#### [GIVEN EXERCISE]
Look through the material and copy each line holding "singular".

#### [DATASET CONTENT]
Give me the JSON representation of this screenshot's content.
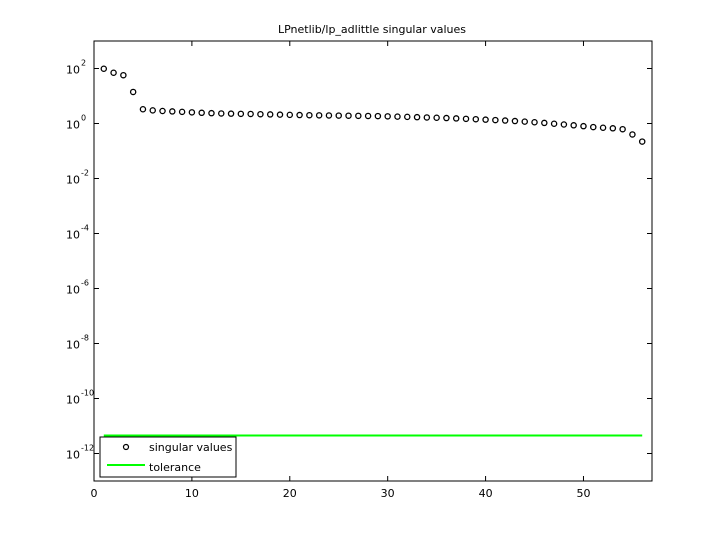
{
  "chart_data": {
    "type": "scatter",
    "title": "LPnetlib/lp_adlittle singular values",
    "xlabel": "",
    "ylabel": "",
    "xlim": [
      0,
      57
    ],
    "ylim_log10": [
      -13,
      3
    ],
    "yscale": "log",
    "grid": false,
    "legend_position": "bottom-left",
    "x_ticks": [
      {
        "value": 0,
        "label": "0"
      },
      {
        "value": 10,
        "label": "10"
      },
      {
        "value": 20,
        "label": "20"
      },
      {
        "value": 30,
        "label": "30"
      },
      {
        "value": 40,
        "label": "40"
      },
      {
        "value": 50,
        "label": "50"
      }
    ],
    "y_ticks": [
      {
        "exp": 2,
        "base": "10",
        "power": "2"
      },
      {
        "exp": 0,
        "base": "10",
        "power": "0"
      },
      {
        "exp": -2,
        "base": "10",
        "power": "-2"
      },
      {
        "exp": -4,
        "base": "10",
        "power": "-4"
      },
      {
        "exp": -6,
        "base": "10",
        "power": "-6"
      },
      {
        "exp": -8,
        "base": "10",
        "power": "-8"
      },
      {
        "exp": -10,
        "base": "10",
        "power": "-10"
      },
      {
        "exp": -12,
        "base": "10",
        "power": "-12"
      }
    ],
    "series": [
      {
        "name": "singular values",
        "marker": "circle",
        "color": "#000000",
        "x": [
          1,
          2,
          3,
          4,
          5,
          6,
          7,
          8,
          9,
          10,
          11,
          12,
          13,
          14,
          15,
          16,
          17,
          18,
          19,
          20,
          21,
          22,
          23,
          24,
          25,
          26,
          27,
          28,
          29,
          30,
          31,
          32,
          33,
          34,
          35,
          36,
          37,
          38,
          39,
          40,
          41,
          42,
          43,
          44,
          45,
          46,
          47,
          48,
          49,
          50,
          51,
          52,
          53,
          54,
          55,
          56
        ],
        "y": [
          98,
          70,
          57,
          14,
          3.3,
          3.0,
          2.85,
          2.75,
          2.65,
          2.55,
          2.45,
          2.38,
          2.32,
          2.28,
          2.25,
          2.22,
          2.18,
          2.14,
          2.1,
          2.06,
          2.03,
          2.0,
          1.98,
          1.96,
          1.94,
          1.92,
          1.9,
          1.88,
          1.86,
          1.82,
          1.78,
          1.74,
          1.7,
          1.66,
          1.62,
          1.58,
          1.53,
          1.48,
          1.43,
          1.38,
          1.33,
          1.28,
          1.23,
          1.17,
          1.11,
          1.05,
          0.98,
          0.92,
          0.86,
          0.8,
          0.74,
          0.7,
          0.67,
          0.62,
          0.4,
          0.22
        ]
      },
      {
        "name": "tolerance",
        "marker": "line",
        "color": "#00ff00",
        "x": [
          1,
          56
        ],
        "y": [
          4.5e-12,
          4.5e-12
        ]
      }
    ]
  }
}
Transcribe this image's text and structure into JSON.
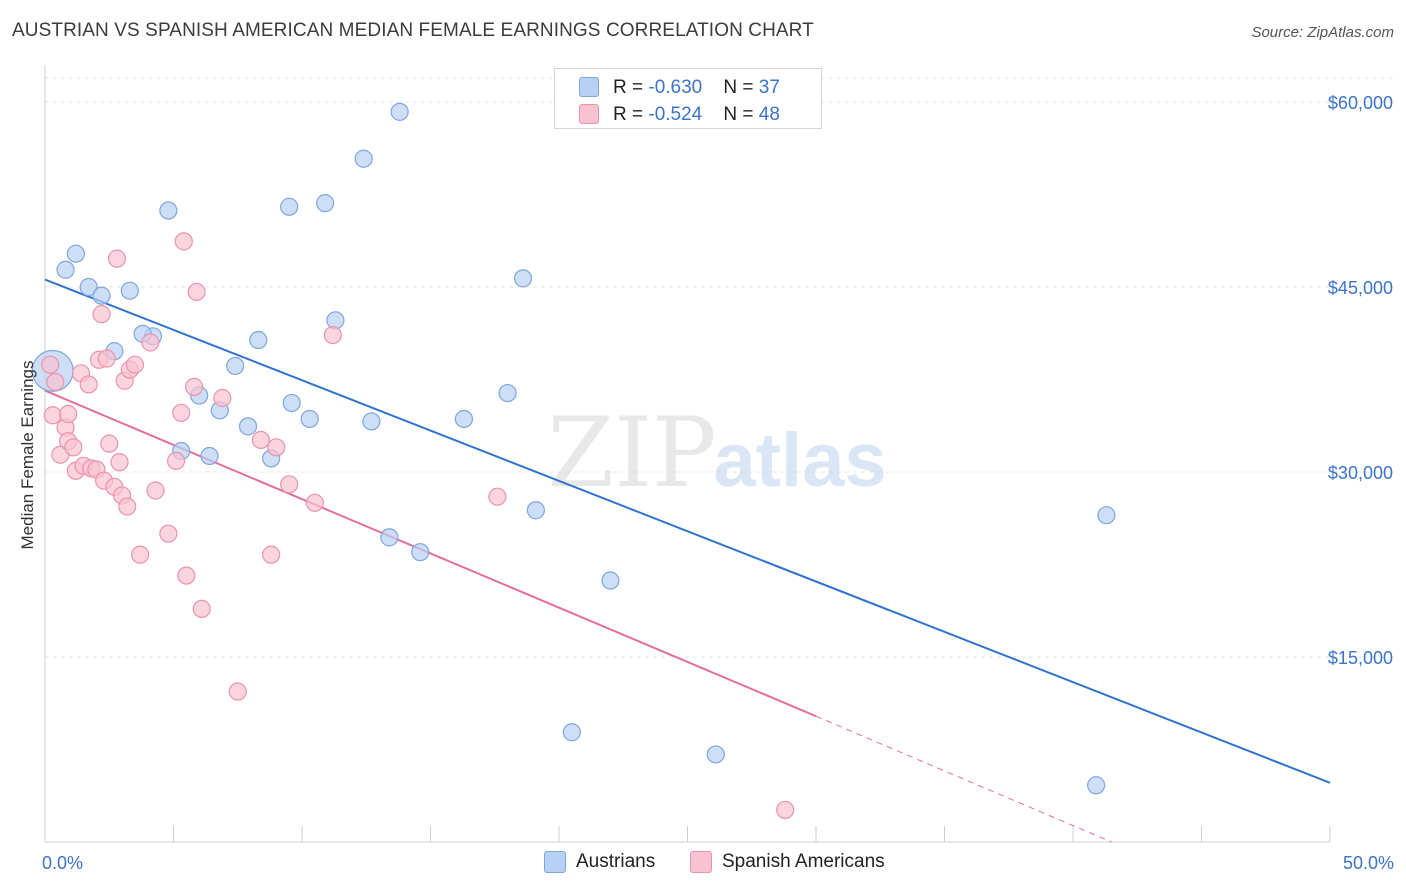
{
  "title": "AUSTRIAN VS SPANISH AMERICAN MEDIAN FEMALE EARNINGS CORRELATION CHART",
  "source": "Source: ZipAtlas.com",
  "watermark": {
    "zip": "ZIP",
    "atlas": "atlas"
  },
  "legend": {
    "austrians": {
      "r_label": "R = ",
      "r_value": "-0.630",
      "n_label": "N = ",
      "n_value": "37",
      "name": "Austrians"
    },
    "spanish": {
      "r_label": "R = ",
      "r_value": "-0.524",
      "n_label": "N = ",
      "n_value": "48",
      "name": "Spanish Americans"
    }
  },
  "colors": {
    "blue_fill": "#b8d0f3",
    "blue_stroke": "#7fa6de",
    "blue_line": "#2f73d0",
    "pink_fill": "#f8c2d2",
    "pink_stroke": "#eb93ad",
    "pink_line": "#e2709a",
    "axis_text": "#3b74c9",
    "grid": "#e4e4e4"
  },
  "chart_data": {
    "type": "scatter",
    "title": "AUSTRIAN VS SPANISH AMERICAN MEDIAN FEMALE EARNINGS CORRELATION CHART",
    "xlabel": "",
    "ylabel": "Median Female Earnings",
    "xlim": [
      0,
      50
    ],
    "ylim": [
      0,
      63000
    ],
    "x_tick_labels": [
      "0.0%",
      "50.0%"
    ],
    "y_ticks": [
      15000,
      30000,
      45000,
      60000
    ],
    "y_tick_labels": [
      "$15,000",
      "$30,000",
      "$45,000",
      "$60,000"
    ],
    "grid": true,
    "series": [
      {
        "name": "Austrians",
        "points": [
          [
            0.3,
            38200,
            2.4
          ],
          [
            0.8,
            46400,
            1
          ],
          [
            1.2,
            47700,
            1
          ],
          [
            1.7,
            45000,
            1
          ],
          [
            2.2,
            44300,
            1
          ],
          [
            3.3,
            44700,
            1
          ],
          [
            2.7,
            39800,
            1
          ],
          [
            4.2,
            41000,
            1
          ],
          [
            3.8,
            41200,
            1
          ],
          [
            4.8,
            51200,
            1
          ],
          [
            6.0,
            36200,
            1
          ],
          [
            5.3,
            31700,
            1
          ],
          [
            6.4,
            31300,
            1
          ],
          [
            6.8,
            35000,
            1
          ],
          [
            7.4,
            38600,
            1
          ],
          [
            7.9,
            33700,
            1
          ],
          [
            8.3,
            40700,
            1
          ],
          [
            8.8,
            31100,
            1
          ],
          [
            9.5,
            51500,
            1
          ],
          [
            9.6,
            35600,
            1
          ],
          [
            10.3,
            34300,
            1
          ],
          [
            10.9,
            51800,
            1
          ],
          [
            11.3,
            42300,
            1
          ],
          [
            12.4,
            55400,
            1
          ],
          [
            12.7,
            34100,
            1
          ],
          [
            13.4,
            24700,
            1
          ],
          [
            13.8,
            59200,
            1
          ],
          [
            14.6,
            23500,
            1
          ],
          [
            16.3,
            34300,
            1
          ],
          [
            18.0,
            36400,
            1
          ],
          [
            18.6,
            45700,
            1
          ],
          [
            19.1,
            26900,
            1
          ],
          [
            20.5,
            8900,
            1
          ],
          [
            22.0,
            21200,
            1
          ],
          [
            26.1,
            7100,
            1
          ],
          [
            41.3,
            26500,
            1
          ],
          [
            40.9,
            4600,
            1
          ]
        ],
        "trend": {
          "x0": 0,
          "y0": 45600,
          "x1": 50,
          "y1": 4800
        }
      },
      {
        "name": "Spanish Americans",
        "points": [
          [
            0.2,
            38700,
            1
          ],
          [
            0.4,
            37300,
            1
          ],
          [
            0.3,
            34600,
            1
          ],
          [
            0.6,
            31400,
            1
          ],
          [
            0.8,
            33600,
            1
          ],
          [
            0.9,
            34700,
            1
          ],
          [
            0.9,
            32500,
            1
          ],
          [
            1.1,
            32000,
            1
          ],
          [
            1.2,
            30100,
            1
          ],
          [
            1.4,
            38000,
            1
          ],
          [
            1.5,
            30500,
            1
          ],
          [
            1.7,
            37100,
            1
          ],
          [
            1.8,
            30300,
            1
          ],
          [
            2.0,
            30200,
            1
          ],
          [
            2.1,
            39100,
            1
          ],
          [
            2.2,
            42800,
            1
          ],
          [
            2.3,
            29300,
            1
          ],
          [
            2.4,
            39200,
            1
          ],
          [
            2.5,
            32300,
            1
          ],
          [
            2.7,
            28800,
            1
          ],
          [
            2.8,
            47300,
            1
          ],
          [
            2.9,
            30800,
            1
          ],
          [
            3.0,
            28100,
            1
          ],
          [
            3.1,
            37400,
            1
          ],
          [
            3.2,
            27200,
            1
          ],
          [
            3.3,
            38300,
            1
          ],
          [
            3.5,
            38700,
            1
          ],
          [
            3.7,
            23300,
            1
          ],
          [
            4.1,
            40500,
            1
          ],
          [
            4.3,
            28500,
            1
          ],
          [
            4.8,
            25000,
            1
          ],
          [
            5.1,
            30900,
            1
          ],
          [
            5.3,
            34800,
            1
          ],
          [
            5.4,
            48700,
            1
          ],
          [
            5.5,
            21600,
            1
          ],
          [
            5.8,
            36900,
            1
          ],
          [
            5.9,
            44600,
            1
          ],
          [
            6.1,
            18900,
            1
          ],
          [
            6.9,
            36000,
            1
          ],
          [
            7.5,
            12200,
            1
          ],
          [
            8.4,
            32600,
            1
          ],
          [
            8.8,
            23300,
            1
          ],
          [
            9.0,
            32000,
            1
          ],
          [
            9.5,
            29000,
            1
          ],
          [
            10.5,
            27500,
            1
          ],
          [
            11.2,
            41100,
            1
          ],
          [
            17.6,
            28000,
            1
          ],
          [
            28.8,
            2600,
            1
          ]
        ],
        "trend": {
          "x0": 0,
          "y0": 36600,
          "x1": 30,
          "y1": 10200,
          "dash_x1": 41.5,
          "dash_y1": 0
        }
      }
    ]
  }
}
--
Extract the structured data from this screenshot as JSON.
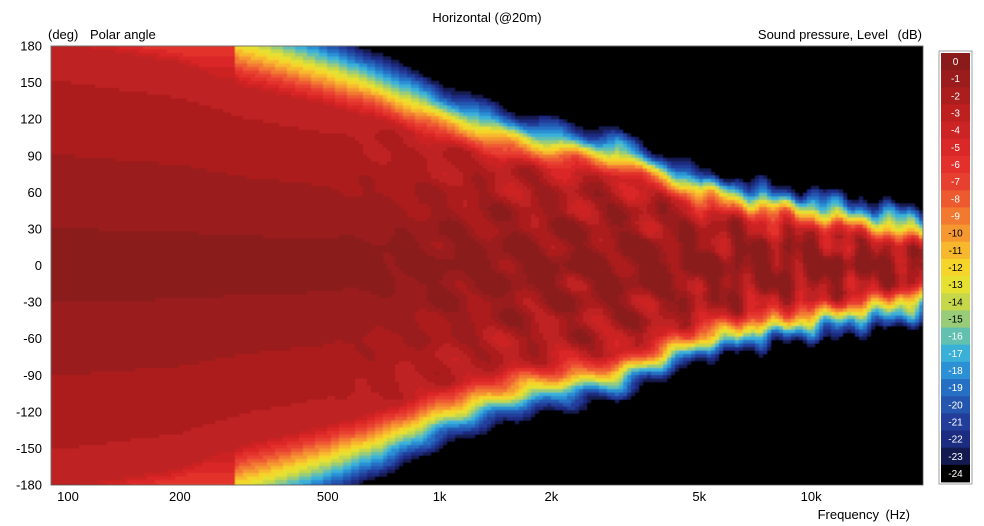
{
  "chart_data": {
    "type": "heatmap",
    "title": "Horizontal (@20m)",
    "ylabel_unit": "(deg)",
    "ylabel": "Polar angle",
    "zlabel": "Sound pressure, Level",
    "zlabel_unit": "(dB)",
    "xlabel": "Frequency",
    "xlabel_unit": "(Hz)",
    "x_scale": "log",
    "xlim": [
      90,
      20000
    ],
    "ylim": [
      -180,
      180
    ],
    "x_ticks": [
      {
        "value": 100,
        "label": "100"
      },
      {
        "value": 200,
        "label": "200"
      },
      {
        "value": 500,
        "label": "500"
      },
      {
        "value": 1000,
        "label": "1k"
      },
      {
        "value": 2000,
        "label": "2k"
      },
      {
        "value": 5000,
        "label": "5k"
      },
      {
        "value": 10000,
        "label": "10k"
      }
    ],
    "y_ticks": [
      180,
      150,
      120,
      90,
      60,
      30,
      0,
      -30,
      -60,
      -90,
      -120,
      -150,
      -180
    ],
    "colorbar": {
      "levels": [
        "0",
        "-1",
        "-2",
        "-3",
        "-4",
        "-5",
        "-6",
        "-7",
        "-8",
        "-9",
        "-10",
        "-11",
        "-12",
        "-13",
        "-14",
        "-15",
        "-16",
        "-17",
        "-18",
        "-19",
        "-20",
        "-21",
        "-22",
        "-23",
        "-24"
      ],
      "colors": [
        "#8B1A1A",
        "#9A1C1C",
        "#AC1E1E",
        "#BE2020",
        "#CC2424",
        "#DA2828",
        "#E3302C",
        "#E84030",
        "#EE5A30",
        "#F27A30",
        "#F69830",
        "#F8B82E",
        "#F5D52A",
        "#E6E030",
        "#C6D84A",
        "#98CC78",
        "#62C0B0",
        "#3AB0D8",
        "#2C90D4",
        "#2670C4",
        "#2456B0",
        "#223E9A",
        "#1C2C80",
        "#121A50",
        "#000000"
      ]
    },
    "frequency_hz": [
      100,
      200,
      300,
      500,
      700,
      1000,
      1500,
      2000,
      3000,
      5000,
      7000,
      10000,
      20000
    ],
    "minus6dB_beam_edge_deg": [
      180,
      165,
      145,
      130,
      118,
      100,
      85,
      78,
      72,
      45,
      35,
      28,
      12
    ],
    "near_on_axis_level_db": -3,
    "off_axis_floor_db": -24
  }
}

#### [SOLUTION TO THIS PROBLEM]
    "title": "LPnetlib/lp_adlittle singular values",
        "name": "singular values",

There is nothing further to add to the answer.